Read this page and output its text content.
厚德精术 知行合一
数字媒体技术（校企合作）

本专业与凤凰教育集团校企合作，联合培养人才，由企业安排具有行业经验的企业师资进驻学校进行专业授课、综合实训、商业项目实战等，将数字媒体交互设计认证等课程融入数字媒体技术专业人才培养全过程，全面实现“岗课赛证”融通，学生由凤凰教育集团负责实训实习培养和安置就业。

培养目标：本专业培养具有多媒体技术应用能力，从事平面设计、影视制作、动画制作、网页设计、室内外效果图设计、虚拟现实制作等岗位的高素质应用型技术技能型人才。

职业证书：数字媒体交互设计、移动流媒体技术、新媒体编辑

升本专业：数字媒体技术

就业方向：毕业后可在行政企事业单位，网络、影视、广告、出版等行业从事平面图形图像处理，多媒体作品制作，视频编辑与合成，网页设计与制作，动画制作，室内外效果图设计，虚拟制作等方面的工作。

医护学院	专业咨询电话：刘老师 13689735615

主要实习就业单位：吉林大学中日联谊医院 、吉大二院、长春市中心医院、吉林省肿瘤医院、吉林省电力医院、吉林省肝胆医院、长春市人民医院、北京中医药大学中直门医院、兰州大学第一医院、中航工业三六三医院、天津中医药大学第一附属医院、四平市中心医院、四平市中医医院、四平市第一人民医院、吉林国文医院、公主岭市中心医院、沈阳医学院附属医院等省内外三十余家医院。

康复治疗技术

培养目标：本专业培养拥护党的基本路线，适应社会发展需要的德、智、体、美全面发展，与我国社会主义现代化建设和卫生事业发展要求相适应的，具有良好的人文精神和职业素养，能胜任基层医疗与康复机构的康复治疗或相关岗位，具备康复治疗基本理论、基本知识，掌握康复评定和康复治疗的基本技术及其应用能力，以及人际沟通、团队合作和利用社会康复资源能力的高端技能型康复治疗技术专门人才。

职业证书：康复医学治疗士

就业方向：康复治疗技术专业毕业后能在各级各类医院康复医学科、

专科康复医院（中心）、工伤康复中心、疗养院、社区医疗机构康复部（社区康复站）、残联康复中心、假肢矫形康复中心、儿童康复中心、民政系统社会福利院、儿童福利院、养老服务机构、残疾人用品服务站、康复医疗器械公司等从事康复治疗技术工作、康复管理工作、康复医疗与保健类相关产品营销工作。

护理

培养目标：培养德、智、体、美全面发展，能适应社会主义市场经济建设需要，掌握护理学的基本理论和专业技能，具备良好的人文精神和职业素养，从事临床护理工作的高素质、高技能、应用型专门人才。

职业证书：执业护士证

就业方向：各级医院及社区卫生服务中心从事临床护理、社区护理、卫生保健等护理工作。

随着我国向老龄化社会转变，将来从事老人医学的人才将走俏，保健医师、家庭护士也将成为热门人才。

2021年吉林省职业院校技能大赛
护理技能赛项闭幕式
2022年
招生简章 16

+===+

Aim of the exercise —
In the entries above, locate every line with the word "动画制作" and copy it.

Response for this exercise —
培养目标：本专业培养具有多媒体技术应用能力，从事平面设计、影视制作、动画制作、网页设计、室内外效果图设计、虚拟现实制作等岗位的高素质应用型技术技能型人才。
就业方向：毕业后可在行政企事业单位，网络、影视、广告、出版等行业从事平面图形图像处理，多媒体作品制作，视频编辑与合成，网页设计与制作，动画制作，室内外效果图设计，虚拟制作等方面的工作。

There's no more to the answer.